■ Set task
Count the lines containing "加工贸易比较发达" in the entries underneath, and state that count without anything else.

Extracted records:
________________________

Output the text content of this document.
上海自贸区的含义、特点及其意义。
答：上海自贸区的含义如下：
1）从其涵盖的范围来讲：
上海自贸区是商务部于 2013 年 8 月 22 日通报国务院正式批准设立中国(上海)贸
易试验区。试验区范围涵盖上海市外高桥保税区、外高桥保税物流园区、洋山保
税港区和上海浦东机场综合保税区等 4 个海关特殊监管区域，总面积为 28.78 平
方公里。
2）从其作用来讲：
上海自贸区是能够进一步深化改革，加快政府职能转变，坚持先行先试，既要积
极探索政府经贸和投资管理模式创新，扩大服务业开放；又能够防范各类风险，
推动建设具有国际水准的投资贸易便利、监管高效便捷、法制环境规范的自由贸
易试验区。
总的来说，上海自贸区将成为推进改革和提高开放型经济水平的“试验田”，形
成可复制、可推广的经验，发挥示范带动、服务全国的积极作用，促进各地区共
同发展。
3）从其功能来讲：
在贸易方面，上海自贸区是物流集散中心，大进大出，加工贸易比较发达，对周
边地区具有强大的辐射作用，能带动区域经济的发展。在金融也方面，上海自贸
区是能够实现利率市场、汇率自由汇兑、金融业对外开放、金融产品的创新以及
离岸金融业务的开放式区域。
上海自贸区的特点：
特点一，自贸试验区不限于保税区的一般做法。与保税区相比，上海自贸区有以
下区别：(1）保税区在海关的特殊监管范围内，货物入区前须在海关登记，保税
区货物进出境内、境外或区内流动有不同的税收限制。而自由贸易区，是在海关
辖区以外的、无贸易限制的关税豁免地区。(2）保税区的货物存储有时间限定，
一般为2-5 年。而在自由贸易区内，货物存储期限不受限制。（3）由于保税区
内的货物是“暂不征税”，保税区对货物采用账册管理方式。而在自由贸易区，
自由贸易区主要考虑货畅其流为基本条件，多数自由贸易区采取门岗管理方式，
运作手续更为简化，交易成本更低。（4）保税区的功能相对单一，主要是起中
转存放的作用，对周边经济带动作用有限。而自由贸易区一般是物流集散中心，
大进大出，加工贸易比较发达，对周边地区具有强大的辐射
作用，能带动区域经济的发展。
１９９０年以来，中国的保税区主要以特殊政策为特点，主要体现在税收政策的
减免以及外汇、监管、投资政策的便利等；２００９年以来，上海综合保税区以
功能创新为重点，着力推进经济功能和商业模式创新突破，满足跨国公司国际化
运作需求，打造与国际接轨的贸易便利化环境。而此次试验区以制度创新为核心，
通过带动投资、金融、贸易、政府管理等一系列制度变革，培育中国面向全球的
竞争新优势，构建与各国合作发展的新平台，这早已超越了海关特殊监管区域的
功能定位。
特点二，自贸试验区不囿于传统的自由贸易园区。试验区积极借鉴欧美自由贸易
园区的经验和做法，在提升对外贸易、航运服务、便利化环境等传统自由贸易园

________________________

■ Result for this exercise
2